Collection entries

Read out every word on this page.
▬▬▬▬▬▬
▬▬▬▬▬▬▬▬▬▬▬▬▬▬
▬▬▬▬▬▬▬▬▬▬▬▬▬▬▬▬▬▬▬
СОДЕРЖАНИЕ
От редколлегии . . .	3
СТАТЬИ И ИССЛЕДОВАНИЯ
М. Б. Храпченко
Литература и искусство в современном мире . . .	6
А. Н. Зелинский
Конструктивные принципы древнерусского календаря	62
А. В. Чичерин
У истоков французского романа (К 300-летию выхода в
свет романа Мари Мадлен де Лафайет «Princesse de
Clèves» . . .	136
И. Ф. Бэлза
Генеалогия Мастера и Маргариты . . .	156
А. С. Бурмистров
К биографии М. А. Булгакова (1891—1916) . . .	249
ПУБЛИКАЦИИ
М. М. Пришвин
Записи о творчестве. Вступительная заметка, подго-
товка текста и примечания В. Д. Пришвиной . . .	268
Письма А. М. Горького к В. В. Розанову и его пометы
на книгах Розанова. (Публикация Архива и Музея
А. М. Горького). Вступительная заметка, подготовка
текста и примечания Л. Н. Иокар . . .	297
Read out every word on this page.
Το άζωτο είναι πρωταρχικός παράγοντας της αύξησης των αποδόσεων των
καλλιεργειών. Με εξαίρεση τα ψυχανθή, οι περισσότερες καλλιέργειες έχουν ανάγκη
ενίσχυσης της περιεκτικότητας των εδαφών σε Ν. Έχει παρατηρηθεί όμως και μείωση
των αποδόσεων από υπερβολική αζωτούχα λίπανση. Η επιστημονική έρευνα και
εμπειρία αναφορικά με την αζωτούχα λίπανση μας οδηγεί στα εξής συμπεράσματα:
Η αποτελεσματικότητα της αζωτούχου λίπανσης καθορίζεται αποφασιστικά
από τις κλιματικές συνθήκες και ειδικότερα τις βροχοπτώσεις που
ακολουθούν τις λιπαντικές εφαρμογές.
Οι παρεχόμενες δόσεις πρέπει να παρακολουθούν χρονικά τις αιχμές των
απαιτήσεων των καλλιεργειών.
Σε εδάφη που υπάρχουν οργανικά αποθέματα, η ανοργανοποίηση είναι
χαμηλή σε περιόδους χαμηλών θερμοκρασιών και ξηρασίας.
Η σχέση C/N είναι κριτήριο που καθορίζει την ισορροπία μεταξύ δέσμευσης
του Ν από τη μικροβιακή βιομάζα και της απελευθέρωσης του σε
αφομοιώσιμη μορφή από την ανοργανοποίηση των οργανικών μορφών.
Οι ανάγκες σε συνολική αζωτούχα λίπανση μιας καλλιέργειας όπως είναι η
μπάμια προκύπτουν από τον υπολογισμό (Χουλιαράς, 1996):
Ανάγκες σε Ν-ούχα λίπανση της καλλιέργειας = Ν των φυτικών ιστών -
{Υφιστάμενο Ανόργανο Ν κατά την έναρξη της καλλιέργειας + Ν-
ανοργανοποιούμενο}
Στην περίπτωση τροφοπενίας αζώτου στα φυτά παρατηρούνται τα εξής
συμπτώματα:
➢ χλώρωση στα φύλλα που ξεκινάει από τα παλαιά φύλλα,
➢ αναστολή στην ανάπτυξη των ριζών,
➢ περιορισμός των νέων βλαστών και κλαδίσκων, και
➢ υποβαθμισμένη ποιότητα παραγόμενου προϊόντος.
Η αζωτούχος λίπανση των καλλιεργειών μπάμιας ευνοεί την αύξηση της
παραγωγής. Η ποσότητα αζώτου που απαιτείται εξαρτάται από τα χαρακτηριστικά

__Direction__
Exactly reproduce all of the entries above.

__Expected output__
Read out every word on this page.
▬▬▬▬▬▬
▬▬▬▬▬▬▬▬▬▬▬▬▬▬
▬▬▬▬▬▬▬▬▬▬▬▬▬▬▬▬▬▬▬
СОДЕРЖАНИЕ
От редколлегии . . .	3
СТАТЬИ И ИССЛЕДОВАНИЯ
М. Б. Храпченко
Литература и искусство в современном мире . . .	6
А. Н. Зелинский
Конструктивные принципы древнерусского календаря	62
А. В. Чичерин
У истоков французского романа (К 300-летию выхода в
свет романа Мари Мадлен де Лафайет «Princesse de
Clèves» . . .	136
И. Ф. Бэлза
Генеалогия Мастера и Маргариты . . .	156
А. С. Бурмистров
К биографии М. А. Булгакова (1891—1916) . . .	249
ПУБЛИКАЦИИ
М. М. Пришвин
Записи о творчестве. Вступительная заметка, подго-
товка текста и примечания В. Д. Пришвиной . . .	268
Письма А. М. Горького к В. В. Розанову и его пометы
на книгах Розанова. (Публикация Архива и Музея
А. М. Горького). Вступительная заметка, подготовка
текста и примечания Л. Н. Иокар . . .	297
Read out every word on this page.
Το άζωτο είναι πρωταρχικός παράγοντας της αύξησης των αποδόσεων των
καλλιεργειών. Με εξαίρεση τα ψυχανθή, οι περισσότερες καλλιέργειες έχουν ανάγκη
ενίσχυσης της περιεκτικότητας των εδαφών σε Ν. Έχει παρατηρηθεί όμως και μείωση
των αποδόσεων από υπερβολική αζωτούχα λίπανση. Η επιστημονική έρευνα και
εμπειρία αναφορικά με την αζωτούχα λίπανση μας οδηγεί στα εξής συμπεράσματα:
Η αποτελεσματικότητα της αζωτούχου λίπανσης καθορίζεται αποφασιστικά
από τις κλιματικές συνθήκες και ειδικότερα τις βροχοπτώσεις που
ακολουθούν τις λιπαντικές εφαρμογές.
Οι παρεχόμενες δόσεις πρέπει να παρακολουθούν χρονικά τις αιχμές των
απαιτήσεων των καλλιεργειών.
Σε εδάφη που υπάρχουν οργανικά αποθέματα, η ανοργανοποίηση είναι
χαμηλή σε περιόδους χαμηλών θερμοκρασιών και ξηρασίας.
Η σχέση C/N είναι κριτήριο που καθορίζει την ισορροπία μεταξύ δέσμευσης
του Ν από τη μικροβιακή βιομάζα και της απελευθέρωσης του σε
αφομοιώσιμη μορφή από την ανοργανοποίηση των οργανικών μορφών.
Οι ανάγκες σε συνολική αζωτούχα λίπανση μιας καλλιέργειας όπως είναι η
μπάμια προκύπτουν από τον υπολογισμό (Χουλιαράς, 1996):
Ανάγκες σε Ν-ούχα λίπανση της καλλιέργειας = Ν των φυτικών ιστών -
{Υφιστάμενο Ανόργανο Ν κατά την έναρξη της καλλιέργειας + Ν-
ανοργανοποιούμενο}
Στην περίπτωση τροφοπενίας αζώτου στα φυτά παρατηρούνται τα εξής
συμπτώματα:
➢ χλώρωση στα φύλλα που ξεκινάει από τα παλαιά φύλλα,
➢ αναστολή στην ανάπτυξη των ριζών,
➢ περιορισμός των νέων βλαστών και κλαδίσκων, και
➢ υποβαθμισμένη ποιότητα παραγόμενου προϊόντος.
Η αζωτούχος λίπανση των καλλιεργειών μπάμιας ευνοεί την αύξηση της
παραγωγής. Η ποσότητα αζώτου που απαιτείται εξαρτάται από τα χαρακτηριστικά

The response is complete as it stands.